__Exercise__: Make an exact copy of the records, dropping all pictures.
---------- Supplied material
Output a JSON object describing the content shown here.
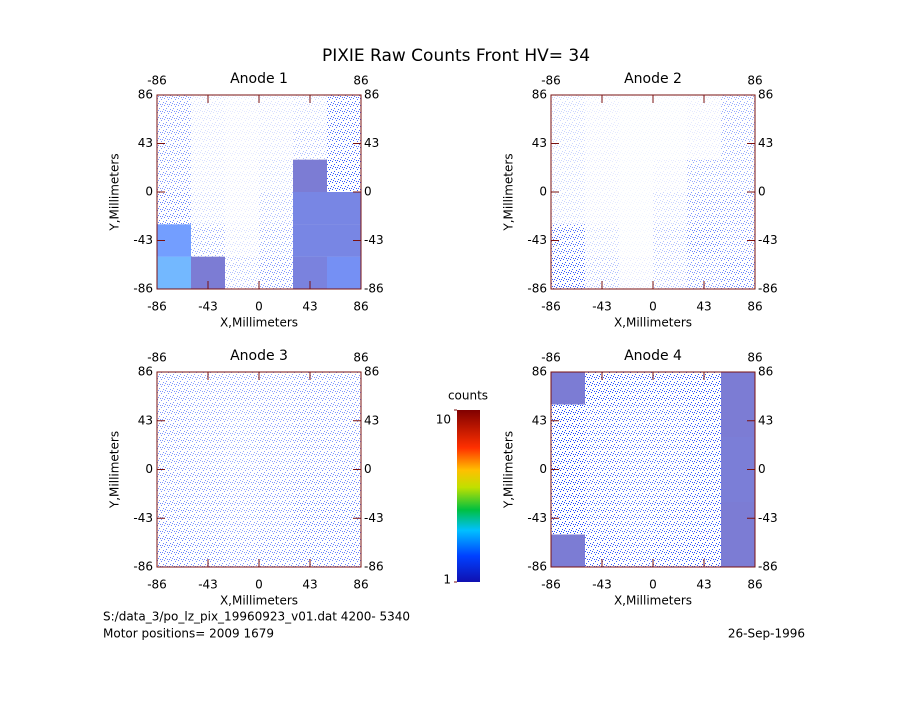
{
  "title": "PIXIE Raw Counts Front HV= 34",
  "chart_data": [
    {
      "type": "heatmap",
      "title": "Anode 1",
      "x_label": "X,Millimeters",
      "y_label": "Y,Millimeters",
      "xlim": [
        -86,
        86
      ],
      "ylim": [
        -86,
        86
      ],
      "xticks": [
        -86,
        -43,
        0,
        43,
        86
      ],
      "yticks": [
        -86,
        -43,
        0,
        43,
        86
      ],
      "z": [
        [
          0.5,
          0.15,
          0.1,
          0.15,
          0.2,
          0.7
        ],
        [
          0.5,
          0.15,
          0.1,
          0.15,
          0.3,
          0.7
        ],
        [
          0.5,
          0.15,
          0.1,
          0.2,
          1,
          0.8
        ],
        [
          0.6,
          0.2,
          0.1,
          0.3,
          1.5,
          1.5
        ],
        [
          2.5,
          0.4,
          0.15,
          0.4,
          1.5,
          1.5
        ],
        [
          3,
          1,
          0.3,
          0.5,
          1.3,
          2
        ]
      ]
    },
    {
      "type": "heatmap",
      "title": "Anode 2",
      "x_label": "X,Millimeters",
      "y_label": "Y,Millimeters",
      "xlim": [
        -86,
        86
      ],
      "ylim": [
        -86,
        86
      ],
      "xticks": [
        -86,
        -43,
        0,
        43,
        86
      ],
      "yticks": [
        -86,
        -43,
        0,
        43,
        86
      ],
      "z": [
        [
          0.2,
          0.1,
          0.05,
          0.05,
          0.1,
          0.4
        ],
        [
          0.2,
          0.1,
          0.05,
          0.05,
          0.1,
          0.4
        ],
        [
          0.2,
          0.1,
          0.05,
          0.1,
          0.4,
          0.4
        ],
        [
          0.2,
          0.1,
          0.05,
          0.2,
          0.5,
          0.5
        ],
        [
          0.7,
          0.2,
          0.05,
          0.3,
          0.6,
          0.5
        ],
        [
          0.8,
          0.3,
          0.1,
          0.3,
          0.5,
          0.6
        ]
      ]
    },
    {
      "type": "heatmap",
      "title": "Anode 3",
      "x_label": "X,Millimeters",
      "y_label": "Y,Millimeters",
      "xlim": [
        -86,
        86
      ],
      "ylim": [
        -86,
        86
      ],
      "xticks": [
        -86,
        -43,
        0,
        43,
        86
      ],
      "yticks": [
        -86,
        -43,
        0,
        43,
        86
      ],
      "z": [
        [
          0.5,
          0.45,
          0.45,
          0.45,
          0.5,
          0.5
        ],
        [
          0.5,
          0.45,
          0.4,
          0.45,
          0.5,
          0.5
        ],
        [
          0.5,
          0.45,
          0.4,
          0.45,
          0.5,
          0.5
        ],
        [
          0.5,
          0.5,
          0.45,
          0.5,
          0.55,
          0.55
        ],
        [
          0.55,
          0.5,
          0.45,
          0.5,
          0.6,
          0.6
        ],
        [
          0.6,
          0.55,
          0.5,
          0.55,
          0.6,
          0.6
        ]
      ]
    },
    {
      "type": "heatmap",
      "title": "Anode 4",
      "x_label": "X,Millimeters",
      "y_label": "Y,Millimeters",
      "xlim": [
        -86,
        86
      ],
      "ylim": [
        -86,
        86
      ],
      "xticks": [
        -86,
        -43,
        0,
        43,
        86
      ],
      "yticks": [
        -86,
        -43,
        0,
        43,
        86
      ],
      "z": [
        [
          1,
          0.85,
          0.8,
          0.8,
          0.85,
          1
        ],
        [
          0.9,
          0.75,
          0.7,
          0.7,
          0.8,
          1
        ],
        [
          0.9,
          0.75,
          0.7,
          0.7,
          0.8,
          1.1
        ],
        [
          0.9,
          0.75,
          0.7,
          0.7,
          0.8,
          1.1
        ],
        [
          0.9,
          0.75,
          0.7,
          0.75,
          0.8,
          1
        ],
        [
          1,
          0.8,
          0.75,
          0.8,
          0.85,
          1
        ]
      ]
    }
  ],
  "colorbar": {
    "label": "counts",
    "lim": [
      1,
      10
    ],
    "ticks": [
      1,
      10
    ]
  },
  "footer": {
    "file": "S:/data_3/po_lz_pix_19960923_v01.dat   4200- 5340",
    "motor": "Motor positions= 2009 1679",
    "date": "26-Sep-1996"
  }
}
--------------------
__Result for this task__:
Output a JSON object describing the content shown here.
{
  "title": "PIXIE Raw Counts Front HV= 34",
  "chart_data": [
    {
      "type": "heatmap",
      "title": "Anode 1",
      "x_label": "X,Millimeters",
      "y_label": "Y,Millimeters",
      "xlim": [
        -86,
        86
      ],
      "ylim": [
        -86,
        86
      ],
      "xticks": [
        -86,
        -43,
        0,
        43,
        86
      ],
      "yticks": [
        -86,
        -43,
        0,
        43,
        86
      ],
      "z": [
        [
          0.5,
          0.15,
          0.1,
          0.15,
          0.2,
          0.7
        ],
        [
          0.5,
          0.15,
          0.1,
          0.15,
          0.3,
          0.7
        ],
        [
          0.5,
          0.15,
          0.1,
          0.2,
          1,
          0.8
        ],
        [
          0.6,
          0.2,
          0.1,
          0.3,
          1.5,
          1.5
        ],
        [
          2.5,
          0.4,
          0.15,
          0.4,
          1.5,
          1.5
        ],
        [
          3,
          1,
          0.3,
          0.5,
          1.3,
          2
        ]
      ]
    },
    {
      "type": "heatmap",
      "title": "Anode 2",
      "x_label": "X,Millimeters",
      "y_label": "Y,Millimeters",
      "xlim": [
        -86,
        86
      ],
      "ylim": [
        -86,
        86
      ],
      "xticks": [
        -86,
        -43,
        0,
        43,
        86
      ],
      "yticks": [
        -86,
        -43,
        0,
        43,
        86
      ],
      "z": [
        [
          0.2,
          0.1,
          0.05,
          0.05,
          0.1,
          0.4
        ],
        [
          0.2,
          0.1,
          0.05,
          0.05,
          0.1,
          0.4
        ],
        [
          0.2,
          0.1,
          0.05,
          0.1,
          0.4,
          0.4
        ],
        [
          0.2,
          0.1,
          0.05,
          0.2,
          0.5,
          0.5
        ],
        [
          0.7,
          0.2,
          0.05,
          0.3,
          0.6,
          0.5
        ],
        [
          0.8,
          0.3,
          0.1,
          0.3,
          0.5,
          0.6
        ]
      ]
    },
    {
      "type": "heatmap",
      "title": "Anode 3",
      "x_label": "X,Millimeters",
      "y_label": "Y,Millimeters",
      "xlim": [
        -86,
        86
      ],
      "ylim": [
        -86,
        86
      ],
      "xticks": [
        -86,
        -43,
        0,
        43,
        86
      ],
      "yticks": [
        -86,
        -43,
        0,
        43,
        86
      ],
      "z": [
        [
          0.5,
          0.45,
          0.45,
          0.45,
          0.5,
          0.5
        ],
        [
          0.5,
          0.45,
          0.4,
          0.45,
          0.5,
          0.5
        ],
        [
          0.5,
          0.45,
          0.4,
          0.45,
          0.5,
          0.5
        ],
        [
          0.5,
          0.5,
          0.45,
          0.5,
          0.55,
          0.55
        ],
        [
          0.55,
          0.5,
          0.45,
          0.5,
          0.6,
          0.6
        ],
        [
          0.6,
          0.55,
          0.5,
          0.55,
          0.6,
          0.6
        ]
      ]
    },
    {
      "type": "heatmap",
      "title": "Anode 4",
      "x_label": "X,Millimeters",
      "y_label": "Y,Millimeters",
      "xlim": [
        -86,
        86
      ],
      "ylim": [
        -86,
        86
      ],
      "xticks": [
        -86,
        -43,
        0,
        43,
        86
      ],
      "yticks": [
        -86,
        -43,
        0,
        43,
        86
      ],
      "z": [
        [
          1,
          0.85,
          0.8,
          0.8,
          0.85,
          1
        ],
        [
          0.9,
          0.75,
          0.7,
          0.7,
          0.8,
          1
        ],
        [
          0.9,
          0.75,
          0.7,
          0.7,
          0.8,
          1.1
        ],
        [
          0.9,
          0.75,
          0.7,
          0.7,
          0.8,
          1.1
        ],
        [
          0.9,
          0.75,
          0.7,
          0.75,
          0.8,
          1
        ],
        [
          1,
          0.8,
          0.75,
          0.8,
          0.85,
          1
        ]
      ]
    }
  ],
  "colorbar": {
    "label": "counts",
    "lim": [
      1,
      10
    ],
    "ticks": [
      1,
      10
    ]
  },
  "footer": {
    "file": "S:/data_3/po_lz_pix_19960923_v01.dat   4200- 5340",
    "motor": "Motor positions= 2009 1679",
    "date": "26-Sep-1996"
  }
}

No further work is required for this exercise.